### RECORDS SUPPLIED
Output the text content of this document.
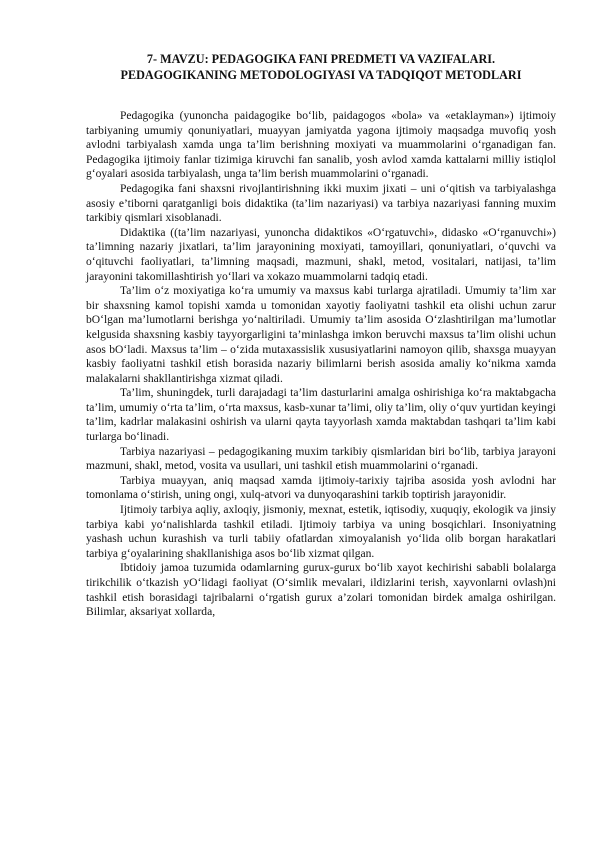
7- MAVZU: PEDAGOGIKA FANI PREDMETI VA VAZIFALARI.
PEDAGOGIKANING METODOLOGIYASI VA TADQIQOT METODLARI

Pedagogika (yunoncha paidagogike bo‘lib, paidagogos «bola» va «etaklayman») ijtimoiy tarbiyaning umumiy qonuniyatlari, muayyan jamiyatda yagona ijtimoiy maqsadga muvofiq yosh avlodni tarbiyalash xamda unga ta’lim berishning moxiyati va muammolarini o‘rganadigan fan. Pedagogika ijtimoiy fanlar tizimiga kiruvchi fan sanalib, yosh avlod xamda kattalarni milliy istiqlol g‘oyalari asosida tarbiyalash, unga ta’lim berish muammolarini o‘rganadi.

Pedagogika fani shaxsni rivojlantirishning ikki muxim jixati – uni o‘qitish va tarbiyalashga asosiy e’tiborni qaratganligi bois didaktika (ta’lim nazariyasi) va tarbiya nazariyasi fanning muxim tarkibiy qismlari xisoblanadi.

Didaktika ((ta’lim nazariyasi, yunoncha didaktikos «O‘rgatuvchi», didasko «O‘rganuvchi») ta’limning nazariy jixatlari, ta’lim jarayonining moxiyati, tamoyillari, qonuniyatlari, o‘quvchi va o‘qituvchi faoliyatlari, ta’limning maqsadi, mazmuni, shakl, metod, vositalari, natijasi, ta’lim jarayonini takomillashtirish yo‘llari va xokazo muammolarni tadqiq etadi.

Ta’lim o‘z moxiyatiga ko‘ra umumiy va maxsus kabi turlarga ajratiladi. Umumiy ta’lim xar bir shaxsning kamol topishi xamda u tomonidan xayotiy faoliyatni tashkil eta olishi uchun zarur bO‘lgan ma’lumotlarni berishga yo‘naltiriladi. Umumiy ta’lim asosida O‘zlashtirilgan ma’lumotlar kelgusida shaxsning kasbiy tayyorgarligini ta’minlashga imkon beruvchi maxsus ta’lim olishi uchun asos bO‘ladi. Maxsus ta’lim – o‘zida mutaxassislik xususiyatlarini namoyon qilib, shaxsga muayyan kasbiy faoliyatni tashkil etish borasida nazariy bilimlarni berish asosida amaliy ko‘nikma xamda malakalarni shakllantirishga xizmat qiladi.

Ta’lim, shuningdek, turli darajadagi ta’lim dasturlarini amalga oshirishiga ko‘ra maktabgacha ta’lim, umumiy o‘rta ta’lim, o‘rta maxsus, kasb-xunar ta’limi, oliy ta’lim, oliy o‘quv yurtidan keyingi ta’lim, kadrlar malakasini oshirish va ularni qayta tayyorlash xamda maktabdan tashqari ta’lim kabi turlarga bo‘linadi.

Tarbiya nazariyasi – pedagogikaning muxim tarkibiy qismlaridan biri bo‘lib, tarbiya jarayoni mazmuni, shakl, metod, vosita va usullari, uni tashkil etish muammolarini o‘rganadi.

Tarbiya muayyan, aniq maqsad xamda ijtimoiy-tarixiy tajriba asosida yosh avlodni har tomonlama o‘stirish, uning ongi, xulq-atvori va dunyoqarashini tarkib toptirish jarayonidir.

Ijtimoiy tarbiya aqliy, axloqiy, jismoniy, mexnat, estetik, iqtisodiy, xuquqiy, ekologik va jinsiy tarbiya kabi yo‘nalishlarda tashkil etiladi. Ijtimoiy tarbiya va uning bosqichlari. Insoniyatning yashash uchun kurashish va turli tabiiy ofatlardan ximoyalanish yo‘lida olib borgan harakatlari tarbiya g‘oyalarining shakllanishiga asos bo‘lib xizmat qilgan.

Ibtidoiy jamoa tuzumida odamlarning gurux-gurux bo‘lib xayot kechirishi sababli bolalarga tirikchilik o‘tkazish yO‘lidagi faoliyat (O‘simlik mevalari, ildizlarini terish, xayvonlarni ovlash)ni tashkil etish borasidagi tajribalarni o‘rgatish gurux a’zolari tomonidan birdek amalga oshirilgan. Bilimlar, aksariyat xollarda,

---

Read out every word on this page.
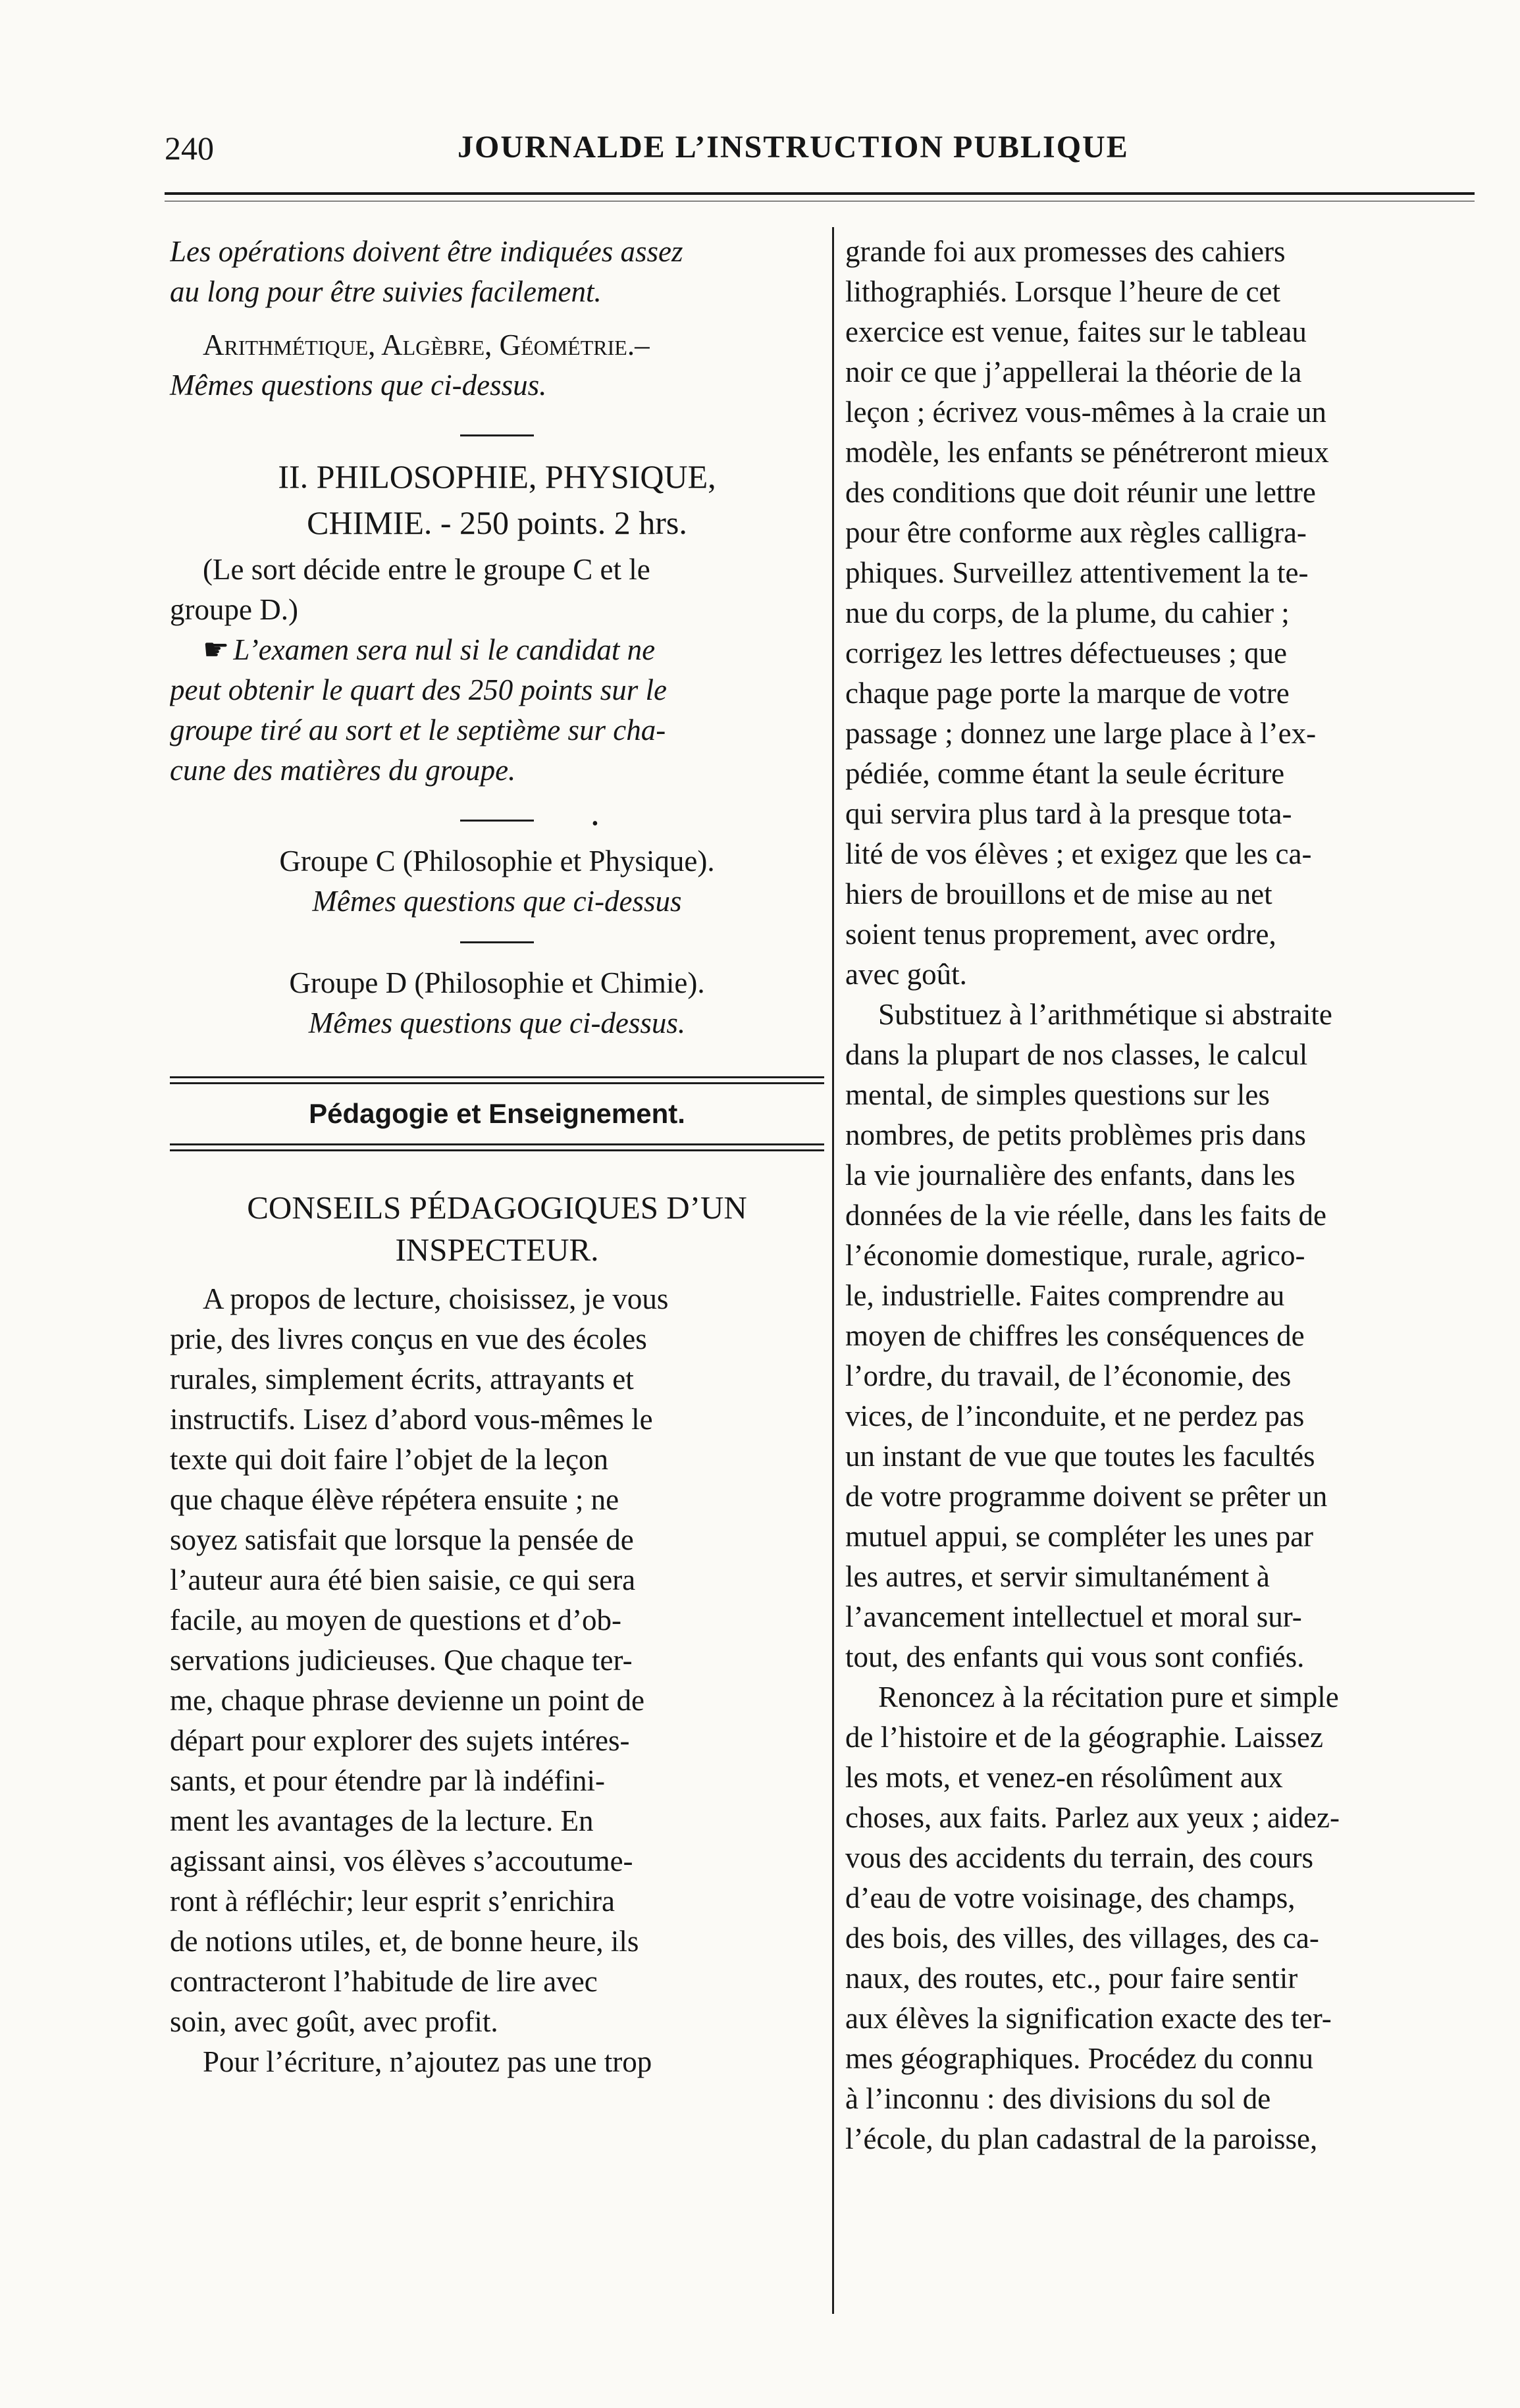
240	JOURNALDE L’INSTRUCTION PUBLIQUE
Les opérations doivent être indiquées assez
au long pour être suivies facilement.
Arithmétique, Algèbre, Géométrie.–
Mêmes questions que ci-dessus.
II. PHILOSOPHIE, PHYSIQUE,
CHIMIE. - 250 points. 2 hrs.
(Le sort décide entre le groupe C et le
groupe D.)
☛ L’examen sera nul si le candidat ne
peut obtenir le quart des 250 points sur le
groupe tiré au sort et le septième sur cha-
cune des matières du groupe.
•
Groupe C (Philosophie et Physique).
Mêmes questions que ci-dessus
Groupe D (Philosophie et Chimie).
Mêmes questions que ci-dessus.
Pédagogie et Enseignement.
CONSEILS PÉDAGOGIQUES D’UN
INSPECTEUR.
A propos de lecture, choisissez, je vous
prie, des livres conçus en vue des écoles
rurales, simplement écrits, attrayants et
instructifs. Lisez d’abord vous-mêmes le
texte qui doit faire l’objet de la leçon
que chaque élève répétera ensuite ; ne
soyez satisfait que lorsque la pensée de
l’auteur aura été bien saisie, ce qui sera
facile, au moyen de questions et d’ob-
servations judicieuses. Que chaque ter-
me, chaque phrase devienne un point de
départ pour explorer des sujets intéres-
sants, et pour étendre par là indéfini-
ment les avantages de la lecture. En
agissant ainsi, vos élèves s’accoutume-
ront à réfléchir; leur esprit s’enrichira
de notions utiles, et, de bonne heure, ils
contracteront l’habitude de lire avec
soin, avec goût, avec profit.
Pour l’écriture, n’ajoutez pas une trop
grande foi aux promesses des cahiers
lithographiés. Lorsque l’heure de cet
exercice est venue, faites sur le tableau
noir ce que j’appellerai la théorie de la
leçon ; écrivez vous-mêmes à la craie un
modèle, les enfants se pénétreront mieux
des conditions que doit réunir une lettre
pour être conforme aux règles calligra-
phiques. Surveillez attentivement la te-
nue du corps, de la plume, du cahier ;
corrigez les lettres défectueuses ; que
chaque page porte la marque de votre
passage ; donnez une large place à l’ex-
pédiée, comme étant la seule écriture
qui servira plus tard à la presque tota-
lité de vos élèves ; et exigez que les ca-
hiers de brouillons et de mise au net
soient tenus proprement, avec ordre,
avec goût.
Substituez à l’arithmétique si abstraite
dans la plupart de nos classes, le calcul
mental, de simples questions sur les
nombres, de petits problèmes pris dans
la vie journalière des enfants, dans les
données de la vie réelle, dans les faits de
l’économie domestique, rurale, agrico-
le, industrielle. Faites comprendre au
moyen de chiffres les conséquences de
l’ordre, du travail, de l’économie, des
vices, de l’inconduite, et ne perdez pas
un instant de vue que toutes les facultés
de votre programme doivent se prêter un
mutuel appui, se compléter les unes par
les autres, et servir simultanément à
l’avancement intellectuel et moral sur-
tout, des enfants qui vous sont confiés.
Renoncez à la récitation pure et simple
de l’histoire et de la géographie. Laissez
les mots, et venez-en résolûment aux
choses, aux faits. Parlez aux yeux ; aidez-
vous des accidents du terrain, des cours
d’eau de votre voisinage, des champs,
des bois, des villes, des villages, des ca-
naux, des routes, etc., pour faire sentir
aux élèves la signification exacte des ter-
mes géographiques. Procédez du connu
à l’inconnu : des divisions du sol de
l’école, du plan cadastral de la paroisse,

...

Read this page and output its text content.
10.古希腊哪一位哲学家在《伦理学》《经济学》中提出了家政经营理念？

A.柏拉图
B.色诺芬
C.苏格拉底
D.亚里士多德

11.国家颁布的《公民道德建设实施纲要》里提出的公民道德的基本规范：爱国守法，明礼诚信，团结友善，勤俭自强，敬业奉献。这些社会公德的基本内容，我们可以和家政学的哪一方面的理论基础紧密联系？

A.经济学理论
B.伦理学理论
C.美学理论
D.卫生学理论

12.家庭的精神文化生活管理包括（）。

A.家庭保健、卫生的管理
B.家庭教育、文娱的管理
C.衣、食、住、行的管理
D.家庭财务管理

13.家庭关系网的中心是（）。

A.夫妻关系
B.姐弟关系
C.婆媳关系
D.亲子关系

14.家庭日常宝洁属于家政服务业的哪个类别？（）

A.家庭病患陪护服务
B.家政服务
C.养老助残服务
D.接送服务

### DIRECTIONS FOR THIS TASK
Provide only the count of lines in the data above that include the string "écriture".

### REPLY TO THE EXERCISE
2